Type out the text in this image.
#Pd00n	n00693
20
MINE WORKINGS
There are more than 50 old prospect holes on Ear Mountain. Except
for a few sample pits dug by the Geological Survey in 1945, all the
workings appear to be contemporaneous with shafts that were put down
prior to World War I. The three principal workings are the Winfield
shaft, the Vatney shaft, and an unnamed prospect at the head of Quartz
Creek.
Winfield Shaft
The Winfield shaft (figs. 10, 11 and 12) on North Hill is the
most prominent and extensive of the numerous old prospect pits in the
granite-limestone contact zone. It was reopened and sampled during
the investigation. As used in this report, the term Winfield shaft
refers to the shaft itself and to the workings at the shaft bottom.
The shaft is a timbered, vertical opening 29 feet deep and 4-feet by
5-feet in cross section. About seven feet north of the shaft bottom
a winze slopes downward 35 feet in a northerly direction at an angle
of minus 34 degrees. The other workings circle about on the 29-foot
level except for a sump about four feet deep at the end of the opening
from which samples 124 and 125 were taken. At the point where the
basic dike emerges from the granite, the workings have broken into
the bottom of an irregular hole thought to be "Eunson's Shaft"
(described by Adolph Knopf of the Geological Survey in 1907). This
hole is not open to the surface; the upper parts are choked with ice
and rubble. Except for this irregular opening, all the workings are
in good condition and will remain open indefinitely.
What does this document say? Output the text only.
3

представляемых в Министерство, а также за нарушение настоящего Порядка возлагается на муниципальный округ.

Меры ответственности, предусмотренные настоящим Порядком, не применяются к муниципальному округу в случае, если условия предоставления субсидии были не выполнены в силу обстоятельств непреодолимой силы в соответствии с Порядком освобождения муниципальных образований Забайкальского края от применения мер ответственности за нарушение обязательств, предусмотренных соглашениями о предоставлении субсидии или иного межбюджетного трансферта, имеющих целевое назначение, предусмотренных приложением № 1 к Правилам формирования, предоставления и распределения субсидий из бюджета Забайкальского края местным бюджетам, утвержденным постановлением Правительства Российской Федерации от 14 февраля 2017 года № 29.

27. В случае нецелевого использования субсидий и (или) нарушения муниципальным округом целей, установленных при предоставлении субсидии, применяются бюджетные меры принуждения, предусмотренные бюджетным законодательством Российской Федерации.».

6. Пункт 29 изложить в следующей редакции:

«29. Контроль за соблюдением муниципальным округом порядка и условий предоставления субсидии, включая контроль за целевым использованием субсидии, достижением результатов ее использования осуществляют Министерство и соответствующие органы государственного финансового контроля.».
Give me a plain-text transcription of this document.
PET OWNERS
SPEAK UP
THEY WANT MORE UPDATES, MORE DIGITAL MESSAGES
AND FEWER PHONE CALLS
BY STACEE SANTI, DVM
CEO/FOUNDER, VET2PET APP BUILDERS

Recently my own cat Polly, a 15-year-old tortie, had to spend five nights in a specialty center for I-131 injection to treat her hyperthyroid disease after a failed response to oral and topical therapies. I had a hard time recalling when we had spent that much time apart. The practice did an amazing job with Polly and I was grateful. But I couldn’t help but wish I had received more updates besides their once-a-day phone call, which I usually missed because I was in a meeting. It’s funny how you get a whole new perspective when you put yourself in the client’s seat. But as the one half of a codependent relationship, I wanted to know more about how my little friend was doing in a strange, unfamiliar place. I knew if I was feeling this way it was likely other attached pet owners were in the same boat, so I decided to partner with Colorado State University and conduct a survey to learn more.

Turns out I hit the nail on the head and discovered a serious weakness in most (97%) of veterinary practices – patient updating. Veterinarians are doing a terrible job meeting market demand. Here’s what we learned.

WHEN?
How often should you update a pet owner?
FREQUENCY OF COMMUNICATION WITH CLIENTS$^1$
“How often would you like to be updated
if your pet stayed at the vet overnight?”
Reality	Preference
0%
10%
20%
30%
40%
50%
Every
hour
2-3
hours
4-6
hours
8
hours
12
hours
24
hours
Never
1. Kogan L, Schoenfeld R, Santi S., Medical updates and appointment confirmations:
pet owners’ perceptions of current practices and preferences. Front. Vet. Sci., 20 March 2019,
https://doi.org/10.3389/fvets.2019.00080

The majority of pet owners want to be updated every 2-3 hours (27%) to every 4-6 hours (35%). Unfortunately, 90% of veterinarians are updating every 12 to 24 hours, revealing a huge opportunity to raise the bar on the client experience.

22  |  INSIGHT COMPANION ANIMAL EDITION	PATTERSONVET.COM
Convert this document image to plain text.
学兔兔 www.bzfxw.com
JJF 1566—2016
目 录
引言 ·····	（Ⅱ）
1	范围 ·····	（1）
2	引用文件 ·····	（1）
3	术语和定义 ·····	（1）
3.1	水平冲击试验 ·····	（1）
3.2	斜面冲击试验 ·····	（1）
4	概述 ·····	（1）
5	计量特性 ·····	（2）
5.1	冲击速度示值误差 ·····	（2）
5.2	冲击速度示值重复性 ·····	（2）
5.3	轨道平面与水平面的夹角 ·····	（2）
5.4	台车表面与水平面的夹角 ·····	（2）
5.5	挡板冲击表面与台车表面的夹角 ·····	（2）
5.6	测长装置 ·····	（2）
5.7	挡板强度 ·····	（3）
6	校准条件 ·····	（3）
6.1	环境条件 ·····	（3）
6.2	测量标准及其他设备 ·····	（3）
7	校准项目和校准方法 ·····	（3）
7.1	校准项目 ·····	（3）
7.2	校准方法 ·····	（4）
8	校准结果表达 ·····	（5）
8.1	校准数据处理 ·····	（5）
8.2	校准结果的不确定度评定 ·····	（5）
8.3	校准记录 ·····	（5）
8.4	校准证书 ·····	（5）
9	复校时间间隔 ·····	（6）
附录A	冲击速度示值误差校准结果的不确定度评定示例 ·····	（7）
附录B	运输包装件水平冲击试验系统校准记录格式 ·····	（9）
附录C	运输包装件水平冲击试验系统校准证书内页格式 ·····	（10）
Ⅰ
■ ■ ■ ■
EXERCISE INSTRUCTIONS
From the listing above, pick out every line containing "image".

SOLUTION FOR THIS TASK
Type out the text in this image.
Convert this document image to plain text.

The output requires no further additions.